▶ _Raw records_:
===============

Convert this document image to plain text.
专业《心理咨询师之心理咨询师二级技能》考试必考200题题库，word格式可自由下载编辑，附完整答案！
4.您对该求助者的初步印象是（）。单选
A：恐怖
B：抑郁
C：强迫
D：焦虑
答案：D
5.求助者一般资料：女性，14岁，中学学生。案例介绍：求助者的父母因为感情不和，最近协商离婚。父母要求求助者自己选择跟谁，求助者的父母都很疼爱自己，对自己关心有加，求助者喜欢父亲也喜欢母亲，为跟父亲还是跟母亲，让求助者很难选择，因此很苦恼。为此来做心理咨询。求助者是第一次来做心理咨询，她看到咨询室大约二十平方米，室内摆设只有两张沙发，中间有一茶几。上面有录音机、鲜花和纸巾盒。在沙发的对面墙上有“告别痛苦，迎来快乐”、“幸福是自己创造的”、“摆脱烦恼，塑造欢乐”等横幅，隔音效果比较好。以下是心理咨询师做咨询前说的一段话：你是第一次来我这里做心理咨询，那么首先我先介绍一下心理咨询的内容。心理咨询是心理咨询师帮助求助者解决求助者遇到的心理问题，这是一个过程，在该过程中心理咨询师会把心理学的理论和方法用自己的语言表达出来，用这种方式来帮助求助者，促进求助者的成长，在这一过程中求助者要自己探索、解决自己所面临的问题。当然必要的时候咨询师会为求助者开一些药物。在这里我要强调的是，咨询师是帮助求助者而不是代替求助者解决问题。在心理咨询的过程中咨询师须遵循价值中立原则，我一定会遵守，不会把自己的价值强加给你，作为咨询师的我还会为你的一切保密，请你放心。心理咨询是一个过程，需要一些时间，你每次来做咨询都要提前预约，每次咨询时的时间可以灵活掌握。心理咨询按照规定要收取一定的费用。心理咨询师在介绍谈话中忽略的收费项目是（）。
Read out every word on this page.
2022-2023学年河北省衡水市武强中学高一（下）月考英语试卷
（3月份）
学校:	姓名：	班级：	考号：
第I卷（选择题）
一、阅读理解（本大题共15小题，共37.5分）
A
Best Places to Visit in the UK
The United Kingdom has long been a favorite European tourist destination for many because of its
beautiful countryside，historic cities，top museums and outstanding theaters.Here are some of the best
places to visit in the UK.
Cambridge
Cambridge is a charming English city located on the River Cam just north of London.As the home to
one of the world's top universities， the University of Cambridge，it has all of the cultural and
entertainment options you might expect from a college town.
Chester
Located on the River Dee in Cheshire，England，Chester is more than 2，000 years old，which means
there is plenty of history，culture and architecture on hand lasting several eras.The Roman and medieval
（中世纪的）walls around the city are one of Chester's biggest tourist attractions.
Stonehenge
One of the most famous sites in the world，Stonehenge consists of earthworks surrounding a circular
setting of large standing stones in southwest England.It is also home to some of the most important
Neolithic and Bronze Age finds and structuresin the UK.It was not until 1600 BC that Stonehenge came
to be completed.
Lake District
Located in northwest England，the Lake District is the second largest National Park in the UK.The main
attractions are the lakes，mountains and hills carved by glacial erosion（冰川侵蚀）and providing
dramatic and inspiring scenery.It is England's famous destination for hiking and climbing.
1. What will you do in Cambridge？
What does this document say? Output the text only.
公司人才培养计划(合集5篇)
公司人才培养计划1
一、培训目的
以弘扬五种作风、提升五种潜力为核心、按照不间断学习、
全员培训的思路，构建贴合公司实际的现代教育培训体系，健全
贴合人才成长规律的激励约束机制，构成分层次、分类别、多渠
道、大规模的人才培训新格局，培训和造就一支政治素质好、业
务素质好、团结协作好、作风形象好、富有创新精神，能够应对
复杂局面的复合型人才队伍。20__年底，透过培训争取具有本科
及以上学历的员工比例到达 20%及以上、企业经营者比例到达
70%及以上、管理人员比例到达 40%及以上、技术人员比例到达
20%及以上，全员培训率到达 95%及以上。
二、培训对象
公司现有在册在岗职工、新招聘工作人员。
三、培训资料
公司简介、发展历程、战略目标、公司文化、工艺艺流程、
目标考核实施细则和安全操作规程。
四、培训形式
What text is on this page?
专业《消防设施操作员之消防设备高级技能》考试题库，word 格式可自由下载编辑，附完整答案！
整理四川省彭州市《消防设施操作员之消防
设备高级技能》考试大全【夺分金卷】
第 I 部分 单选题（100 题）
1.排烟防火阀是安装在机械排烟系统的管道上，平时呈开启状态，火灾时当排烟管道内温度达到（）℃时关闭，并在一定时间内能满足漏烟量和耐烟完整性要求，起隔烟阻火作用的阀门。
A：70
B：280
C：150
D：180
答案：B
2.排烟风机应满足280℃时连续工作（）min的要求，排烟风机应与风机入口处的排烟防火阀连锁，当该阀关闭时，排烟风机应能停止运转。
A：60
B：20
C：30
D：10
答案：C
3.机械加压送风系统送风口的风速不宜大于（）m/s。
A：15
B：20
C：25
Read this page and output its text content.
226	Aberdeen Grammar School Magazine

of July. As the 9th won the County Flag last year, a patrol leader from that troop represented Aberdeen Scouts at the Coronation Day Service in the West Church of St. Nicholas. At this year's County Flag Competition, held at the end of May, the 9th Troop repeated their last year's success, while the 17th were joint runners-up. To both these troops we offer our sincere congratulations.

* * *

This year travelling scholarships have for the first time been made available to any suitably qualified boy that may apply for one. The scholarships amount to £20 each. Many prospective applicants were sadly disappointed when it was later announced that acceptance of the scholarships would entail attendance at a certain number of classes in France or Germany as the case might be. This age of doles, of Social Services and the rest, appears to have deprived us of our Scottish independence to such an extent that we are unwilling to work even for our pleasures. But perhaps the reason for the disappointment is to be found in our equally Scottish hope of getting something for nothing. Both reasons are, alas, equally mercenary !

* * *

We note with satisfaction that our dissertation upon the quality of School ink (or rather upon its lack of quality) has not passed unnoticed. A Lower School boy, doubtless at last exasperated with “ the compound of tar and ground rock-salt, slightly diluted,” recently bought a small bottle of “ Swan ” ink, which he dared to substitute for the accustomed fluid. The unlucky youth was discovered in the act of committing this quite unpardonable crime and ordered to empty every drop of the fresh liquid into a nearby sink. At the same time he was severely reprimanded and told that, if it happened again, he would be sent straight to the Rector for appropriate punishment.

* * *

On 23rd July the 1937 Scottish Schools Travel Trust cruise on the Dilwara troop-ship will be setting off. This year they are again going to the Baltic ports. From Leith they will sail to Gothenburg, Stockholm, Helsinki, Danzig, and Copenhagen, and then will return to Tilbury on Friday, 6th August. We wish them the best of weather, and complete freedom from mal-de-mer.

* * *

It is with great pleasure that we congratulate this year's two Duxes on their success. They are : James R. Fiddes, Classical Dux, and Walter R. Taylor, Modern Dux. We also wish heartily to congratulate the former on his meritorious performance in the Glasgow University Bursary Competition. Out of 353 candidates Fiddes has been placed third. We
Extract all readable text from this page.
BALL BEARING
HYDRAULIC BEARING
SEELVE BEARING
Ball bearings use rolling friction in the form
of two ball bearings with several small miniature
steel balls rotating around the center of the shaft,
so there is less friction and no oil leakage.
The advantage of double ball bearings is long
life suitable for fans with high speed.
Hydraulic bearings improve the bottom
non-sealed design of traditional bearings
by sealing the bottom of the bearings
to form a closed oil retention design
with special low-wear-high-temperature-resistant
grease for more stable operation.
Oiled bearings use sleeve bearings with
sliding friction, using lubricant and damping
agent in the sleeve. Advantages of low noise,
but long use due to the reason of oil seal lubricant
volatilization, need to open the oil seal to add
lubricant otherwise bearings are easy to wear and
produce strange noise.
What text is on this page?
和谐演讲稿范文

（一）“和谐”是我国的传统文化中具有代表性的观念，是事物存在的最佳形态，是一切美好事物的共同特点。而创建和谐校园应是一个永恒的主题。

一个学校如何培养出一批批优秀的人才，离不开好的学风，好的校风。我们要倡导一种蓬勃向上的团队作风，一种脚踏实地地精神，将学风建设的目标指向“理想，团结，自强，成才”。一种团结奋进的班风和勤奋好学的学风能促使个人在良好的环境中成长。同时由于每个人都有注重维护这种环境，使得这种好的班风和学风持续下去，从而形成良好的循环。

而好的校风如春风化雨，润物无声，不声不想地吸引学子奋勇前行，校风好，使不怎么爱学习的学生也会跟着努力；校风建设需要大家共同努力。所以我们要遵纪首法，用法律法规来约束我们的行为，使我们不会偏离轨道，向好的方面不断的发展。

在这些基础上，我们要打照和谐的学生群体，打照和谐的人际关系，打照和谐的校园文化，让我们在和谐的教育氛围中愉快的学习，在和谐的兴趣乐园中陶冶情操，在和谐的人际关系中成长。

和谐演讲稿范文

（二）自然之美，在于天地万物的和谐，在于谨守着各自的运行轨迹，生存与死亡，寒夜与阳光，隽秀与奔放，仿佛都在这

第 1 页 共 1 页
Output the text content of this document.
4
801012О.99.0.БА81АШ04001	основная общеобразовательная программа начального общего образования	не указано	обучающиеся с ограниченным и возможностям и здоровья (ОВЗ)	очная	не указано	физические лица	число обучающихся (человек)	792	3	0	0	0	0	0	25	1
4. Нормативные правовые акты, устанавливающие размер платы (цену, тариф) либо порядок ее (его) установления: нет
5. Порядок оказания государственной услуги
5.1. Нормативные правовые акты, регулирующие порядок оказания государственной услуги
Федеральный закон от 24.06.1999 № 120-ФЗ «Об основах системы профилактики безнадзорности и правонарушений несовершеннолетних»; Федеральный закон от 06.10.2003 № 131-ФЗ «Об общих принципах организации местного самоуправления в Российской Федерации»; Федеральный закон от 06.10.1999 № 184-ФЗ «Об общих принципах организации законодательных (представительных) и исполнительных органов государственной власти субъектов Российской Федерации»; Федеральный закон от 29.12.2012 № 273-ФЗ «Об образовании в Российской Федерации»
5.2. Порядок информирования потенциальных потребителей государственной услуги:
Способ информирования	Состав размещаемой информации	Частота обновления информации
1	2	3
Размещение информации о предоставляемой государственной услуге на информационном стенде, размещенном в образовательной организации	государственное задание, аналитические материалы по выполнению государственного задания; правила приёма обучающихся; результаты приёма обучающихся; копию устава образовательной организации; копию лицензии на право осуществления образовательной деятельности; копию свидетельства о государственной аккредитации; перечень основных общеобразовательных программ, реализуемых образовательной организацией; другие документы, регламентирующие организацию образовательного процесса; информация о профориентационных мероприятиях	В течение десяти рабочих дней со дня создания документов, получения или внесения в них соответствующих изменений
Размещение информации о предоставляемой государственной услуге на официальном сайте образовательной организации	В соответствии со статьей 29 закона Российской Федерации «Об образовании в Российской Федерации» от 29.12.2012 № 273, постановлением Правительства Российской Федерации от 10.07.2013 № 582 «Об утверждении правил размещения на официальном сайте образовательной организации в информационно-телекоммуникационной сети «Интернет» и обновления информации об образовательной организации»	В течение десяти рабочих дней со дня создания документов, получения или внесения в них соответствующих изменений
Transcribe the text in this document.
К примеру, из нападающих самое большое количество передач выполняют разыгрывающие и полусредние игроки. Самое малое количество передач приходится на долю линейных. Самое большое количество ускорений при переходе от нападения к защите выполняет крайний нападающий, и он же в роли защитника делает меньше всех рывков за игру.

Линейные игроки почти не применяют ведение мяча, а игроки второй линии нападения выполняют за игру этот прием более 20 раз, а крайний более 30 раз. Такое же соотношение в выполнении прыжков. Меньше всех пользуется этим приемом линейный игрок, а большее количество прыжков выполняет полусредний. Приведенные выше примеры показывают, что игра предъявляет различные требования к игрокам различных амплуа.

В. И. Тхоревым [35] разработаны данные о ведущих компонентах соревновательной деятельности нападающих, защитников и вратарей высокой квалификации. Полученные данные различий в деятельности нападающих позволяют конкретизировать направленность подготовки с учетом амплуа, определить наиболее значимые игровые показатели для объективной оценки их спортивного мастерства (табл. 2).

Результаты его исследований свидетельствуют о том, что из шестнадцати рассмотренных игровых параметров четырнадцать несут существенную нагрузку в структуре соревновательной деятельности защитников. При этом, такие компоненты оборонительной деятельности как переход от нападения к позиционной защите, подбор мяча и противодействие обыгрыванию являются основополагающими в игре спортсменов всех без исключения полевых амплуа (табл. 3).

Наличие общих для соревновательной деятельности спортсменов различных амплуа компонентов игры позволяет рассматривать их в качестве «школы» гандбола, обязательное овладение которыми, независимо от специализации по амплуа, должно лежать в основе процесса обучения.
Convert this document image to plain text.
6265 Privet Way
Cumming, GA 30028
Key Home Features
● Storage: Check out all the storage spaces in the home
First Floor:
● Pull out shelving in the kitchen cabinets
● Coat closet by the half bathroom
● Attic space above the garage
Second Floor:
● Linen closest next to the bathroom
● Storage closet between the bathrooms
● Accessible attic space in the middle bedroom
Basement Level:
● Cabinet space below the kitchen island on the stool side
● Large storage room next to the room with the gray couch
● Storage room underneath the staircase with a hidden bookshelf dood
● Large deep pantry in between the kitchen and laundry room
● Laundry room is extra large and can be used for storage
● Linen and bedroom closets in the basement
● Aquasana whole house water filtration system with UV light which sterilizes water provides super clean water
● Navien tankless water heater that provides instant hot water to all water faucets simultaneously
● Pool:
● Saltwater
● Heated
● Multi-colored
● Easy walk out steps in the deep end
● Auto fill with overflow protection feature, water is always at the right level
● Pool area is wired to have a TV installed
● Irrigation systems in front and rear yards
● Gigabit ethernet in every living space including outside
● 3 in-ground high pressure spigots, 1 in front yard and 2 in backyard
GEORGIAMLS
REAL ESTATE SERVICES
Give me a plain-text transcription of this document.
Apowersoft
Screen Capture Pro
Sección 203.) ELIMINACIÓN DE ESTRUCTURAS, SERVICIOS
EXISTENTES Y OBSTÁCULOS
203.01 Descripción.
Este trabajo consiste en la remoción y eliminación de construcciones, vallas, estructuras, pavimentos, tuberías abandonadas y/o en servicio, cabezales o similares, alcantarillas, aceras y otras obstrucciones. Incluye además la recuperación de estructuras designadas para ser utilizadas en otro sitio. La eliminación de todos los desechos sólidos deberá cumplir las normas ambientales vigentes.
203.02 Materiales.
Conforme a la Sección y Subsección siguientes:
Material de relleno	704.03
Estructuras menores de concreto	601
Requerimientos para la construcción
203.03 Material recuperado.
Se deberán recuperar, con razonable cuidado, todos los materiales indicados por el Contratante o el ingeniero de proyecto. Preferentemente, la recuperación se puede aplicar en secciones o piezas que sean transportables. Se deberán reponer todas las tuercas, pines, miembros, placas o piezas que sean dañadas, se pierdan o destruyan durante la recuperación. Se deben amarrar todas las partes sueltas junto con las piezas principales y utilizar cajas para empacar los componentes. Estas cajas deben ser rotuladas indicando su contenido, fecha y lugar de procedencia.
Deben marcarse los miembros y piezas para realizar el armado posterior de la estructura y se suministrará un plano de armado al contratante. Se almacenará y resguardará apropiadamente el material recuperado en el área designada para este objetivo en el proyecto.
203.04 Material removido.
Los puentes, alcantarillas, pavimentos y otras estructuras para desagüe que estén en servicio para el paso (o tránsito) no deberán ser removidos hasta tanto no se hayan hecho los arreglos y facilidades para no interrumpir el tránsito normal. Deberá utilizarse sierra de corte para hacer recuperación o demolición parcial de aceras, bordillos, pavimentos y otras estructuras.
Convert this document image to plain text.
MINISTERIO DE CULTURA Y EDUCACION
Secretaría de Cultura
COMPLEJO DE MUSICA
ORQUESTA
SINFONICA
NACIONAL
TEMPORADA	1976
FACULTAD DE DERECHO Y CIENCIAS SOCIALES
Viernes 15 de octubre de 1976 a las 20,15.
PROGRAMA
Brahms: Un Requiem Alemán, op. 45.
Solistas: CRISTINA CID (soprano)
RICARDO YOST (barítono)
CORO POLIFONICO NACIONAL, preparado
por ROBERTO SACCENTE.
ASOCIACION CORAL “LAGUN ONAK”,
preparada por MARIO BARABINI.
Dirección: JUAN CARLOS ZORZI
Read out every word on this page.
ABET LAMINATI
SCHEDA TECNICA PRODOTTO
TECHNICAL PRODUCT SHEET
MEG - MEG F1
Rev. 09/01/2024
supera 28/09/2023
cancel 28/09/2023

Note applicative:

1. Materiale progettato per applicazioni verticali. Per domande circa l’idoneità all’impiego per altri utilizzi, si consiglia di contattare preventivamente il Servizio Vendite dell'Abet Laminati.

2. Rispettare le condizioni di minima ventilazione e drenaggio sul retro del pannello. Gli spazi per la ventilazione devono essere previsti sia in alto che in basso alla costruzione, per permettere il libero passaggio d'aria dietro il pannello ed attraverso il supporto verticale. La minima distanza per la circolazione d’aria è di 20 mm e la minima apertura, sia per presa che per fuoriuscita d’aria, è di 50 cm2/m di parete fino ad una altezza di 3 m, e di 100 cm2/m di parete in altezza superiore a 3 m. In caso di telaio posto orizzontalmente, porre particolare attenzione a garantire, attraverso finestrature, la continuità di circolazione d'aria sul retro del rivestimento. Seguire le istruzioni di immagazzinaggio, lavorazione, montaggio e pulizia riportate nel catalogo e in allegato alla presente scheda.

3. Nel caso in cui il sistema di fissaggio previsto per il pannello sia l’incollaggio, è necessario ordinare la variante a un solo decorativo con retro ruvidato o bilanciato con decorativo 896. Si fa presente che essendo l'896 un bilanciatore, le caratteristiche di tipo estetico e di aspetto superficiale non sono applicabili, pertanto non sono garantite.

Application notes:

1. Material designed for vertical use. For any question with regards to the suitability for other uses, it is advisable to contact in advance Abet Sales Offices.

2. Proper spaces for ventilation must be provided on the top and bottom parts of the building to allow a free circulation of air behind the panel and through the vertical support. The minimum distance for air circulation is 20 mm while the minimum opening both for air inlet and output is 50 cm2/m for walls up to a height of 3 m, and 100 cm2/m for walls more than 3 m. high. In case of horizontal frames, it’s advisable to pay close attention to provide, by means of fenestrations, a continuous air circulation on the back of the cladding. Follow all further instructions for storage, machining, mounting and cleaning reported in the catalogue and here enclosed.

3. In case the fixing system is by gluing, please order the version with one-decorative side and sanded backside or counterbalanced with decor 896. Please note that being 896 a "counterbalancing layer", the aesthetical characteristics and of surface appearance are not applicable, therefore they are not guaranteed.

===============

▶ _What you should do_:
Show each line holding the word "England".

▶ _Task response_:
Located on the River Dee in Cheshire，England，Chester is more than 2，000 years old，which means
setting of large standing stones in southwest England.It is also home to some of the most important
Located in northwest England，the Lake District is the second largest National Park in the UK.The main
dramatic and inspiring scenery.It is England's famous destination for hiking and climbing.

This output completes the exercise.